Problem:
Here are some records; quote them exactly, leaving out the pictures.

** start **

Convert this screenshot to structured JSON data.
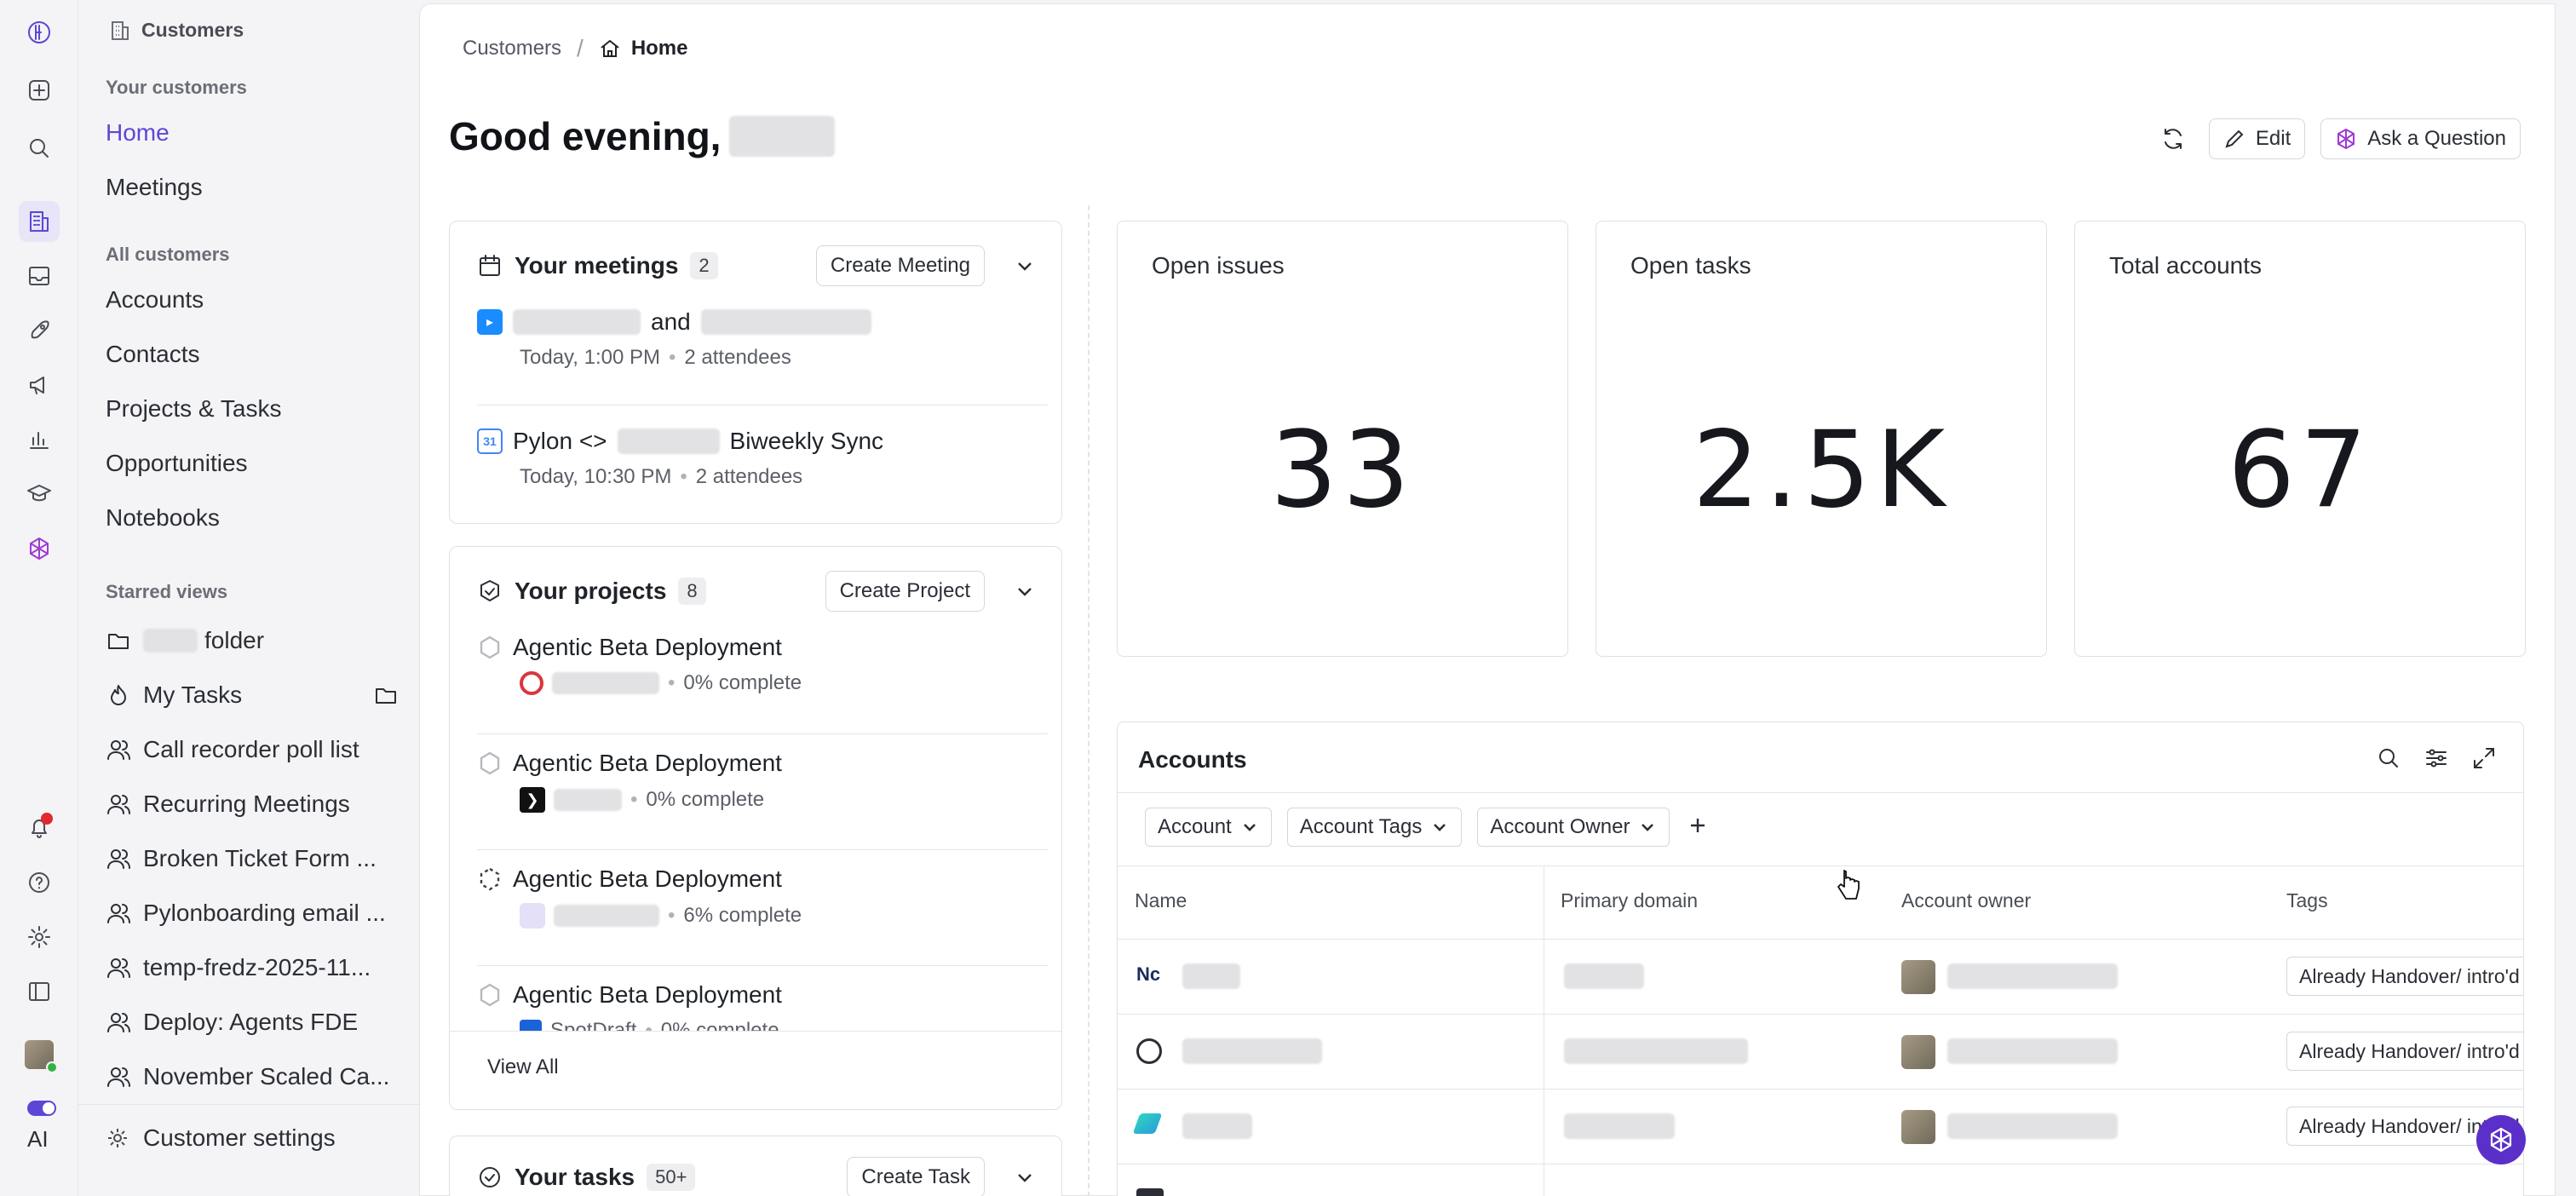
{
  "breadcrumb": {
    "root": "Customers",
    "current": "Home"
  },
  "greeting": "Good evening,",
  "actions": {
    "edit": "Edit",
    "ask": "Ask a Question"
  },
  "sidebar": {
    "header": "Customers",
    "section_your": "Your customers",
    "home": "Home",
    "meetings": "Meetings",
    "section_all": "All customers",
    "accounts": "Accounts",
    "contacts": "Contacts",
    "projects_tasks": "Projects & Tasks",
    "opportunities": "Opportunities",
    "notebooks": "Notebooks",
    "section_starred": "Starred views",
    "starred": [
      {
        "label": "folder"
      },
      {
        "label": "My Tasks"
      },
      {
        "label": "Call recorder poll list"
      },
      {
        "label": "Recurring Meetings"
      },
      {
        "label": "Broken Ticket Form ..."
      },
      {
        "label": "Pylonboarding email ..."
      },
      {
        "label": "temp-fredz-2025-11..."
      },
      {
        "label": "Deploy: Agents FDE"
      },
      {
        "label": "November Scaled Ca..."
      }
    ],
    "settings": "Customer settings",
    "ai_label": "AI"
  },
  "meetings": {
    "title": "Your meetings",
    "count": "2",
    "create": "Create Meeting",
    "items": [
      {
        "title_mid": "and",
        "time": "Today, 1:00 PM",
        "attendees": "2 attendees"
      },
      {
        "title_pre": "Pylon <>",
        "title_post": "Biweekly Sync",
        "time": "Today, 10:30 PM",
        "attendees": "2 attendees"
      }
    ]
  },
  "projects": {
    "title": "Your projects",
    "count": "8",
    "create": "Create Project",
    "items": [
      {
        "name": "Agentic Beta Deployment",
        "progress": "0% complete"
      },
      {
        "name": "Agentic Beta Deployment",
        "progress": "0% complete"
      },
      {
        "name": "Agentic Beta Deployment",
        "progress": "6% complete"
      },
      {
        "name": "Agentic Beta Deployment",
        "account": "SpotDraft",
        "progress": "0% complete"
      }
    ],
    "view_all": "View All"
  },
  "tasks": {
    "title": "Your tasks",
    "count": "50+",
    "create": "Create Task"
  },
  "stats": [
    {
      "label": "Open issues",
      "value": "33"
    },
    {
      "label": "Open tasks",
      "value": "2.5K"
    },
    {
      "label": "Total accounts",
      "value": "67"
    }
  ],
  "accounts": {
    "title": "Accounts",
    "filters": [
      "Account",
      "Account Tags",
      "Account Owner"
    ],
    "columns": [
      "Name",
      "Primary domain",
      "Account owner",
      "Tags"
    ],
    "tag_value": "Already Handover/ intro'd"
  }
}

** end **

Final answer:
Convert this screenshot to structured JSON data.
{
  "breadcrumb": {
    "root": "Customers",
    "current": "Home"
  },
  "greeting": "Good evening,",
  "actions": {
    "edit": "Edit",
    "ask": "Ask a Question"
  },
  "sidebar": {
    "header": "Customers",
    "section_your": "Your customers",
    "home": "Home",
    "meetings": "Meetings",
    "section_all": "All customers",
    "accounts": "Accounts",
    "contacts": "Contacts",
    "projects_tasks": "Projects & Tasks",
    "opportunities": "Opportunities",
    "notebooks": "Notebooks",
    "section_starred": "Starred views",
    "starred": [
      {
        "label": "folder"
      },
      {
        "label": "My Tasks"
      },
      {
        "label": "Call recorder poll list"
      },
      {
        "label": "Recurring Meetings"
      },
      {
        "label": "Broken Ticket Form ..."
      },
      {
        "label": "Pylonboarding email ..."
      },
      {
        "label": "temp-fredz-2025-11..."
      },
      {
        "label": "Deploy: Agents FDE"
      },
      {
        "label": "November Scaled Ca..."
      }
    ],
    "settings": "Customer settings",
    "ai_label": "AI"
  },
  "meetings": {
    "title": "Your meetings",
    "count": "2",
    "create": "Create Meeting",
    "items": [
      {
        "title_mid": "and",
        "time": "Today, 1:00 PM",
        "attendees": "2 attendees"
      },
      {
        "title_pre": "Pylon <>",
        "title_post": "Biweekly Sync",
        "time": "Today, 10:30 PM",
        "attendees": "2 attendees"
      }
    ]
  },
  "projects": {
    "title": "Your projects",
    "count": "8",
    "create": "Create Project",
    "items": [
      {
        "name": "Agentic Beta Deployment",
        "progress": "0% complete"
      },
      {
        "name": "Agentic Beta Deployment",
        "progress": "0% complete"
      },
      {
        "name": "Agentic Beta Deployment",
        "progress": "6% complete"
      },
      {
        "name": "Agentic Beta Deployment",
        "account": "SpotDraft",
        "progress": "0% complete"
      }
    ],
    "view_all": "View All"
  },
  "tasks": {
    "title": "Your tasks",
    "count": "50+",
    "create": "Create Task"
  },
  "stats": [
    {
      "label": "Open issues",
      "value": "33"
    },
    {
      "label": "Open tasks",
      "value": "2.5K"
    },
    {
      "label": "Total accounts",
      "value": "67"
    }
  ],
  "accounts": {
    "title": "Accounts",
    "filters": [
      "Account",
      "Account Tags",
      "Account Owner"
    ],
    "columns": [
      "Name",
      "Primary domain",
      "Account owner",
      "Tags"
    ],
    "tag_value": "Already Handover/ intro'd"
  }
}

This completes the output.